=== Input records ===
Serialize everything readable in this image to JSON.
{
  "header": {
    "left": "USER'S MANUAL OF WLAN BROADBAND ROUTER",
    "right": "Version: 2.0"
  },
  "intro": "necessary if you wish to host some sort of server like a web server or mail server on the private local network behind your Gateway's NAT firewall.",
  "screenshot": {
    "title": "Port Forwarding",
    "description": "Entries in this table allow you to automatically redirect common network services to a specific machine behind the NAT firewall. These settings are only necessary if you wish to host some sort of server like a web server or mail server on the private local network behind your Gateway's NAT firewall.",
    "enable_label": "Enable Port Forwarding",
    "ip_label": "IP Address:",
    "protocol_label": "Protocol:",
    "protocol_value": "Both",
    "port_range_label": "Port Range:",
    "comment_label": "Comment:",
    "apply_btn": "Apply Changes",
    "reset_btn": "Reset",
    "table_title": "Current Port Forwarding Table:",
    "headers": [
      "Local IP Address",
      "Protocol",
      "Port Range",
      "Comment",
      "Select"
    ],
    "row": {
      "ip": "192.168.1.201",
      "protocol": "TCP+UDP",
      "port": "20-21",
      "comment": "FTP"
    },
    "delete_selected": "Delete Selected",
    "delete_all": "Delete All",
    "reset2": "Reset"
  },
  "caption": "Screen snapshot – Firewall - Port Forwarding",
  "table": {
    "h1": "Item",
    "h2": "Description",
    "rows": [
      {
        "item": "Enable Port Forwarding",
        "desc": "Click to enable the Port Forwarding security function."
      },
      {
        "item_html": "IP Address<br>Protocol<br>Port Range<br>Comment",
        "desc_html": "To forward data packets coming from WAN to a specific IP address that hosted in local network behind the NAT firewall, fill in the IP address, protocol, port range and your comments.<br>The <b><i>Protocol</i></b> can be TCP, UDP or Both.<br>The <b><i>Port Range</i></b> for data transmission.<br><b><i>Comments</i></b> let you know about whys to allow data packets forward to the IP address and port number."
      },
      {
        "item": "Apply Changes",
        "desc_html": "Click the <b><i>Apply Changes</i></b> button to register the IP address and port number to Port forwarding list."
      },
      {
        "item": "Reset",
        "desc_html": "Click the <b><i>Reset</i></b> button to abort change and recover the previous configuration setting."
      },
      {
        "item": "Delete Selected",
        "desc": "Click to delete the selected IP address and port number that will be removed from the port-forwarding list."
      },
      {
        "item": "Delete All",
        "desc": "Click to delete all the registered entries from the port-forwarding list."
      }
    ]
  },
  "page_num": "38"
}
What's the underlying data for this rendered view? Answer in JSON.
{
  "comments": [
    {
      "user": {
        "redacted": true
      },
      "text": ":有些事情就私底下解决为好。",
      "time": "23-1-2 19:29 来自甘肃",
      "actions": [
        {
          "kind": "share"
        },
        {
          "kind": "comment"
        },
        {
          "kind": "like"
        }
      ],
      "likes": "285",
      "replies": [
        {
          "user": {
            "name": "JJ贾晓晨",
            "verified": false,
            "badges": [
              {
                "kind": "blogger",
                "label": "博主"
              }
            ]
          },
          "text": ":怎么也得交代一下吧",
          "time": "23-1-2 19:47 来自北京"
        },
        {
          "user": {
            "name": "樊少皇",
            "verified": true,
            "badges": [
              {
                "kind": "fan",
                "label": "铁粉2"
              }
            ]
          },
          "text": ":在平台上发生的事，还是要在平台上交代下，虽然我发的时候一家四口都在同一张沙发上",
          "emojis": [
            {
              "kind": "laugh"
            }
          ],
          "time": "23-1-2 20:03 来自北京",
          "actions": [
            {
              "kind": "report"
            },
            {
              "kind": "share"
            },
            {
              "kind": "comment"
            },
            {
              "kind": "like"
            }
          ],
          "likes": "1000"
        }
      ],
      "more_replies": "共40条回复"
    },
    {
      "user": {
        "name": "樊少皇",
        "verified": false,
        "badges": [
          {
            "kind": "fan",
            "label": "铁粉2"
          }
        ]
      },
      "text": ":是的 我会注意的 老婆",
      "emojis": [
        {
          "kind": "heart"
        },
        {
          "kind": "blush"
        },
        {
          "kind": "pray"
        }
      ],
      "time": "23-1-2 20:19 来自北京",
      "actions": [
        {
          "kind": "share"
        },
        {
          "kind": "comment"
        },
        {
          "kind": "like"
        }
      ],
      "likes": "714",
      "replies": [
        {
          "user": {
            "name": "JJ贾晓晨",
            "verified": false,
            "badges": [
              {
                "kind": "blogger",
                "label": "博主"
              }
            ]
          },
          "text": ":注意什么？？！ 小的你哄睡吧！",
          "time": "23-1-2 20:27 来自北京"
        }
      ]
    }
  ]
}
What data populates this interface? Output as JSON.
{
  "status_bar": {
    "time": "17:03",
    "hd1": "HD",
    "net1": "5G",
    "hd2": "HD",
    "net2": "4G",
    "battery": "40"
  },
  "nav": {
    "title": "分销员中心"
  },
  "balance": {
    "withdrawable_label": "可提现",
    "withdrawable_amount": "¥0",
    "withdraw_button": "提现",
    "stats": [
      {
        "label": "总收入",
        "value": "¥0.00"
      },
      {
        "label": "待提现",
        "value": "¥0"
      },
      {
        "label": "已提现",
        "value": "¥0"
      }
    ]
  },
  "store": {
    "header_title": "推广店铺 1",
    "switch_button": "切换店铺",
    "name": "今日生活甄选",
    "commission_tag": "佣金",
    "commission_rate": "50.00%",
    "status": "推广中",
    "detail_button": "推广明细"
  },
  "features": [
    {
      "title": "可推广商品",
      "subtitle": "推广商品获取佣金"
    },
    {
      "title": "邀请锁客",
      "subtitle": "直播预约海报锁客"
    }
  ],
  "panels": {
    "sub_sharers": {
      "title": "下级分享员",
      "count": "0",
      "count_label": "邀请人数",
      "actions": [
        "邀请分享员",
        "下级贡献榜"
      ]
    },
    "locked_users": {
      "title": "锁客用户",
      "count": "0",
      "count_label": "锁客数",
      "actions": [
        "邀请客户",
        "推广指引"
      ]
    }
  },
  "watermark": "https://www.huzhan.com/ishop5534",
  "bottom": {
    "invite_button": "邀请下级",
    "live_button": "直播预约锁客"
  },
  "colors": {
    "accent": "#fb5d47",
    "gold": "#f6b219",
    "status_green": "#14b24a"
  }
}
===
■ Problem to work on: Scan the material above. Return every line containing the string "that".

■ Answer:
        "desc_html": "To forward data packets coming from WAN to a specific IP address that hosted in local network behind the NAT firewall, fill in the IP address, protocol, port range and your comments.<br>The <b><i>Protocol</i></b> can be TCP, UDP or Both.<br>The <b><i>Port Range</i></b> for data transmission.<br><b><i>Comments</i></b> let you know about whys to allow data packets forward to the IP address and port number."
        "desc": "Click to delete the selected IP address and port number that will be removed from the port-forwarding list."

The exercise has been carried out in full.